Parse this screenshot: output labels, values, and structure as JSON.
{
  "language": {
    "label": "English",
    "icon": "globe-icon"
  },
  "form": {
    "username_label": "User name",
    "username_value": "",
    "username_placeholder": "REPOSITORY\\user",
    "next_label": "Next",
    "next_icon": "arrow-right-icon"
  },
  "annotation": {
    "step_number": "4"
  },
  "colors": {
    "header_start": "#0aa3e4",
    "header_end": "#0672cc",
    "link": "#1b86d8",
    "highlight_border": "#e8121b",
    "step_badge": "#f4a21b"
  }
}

---

CHALLENGE: In the entries above, how many lines hold the word "icon"? State the number and nothing else.

TASK RESULT: 2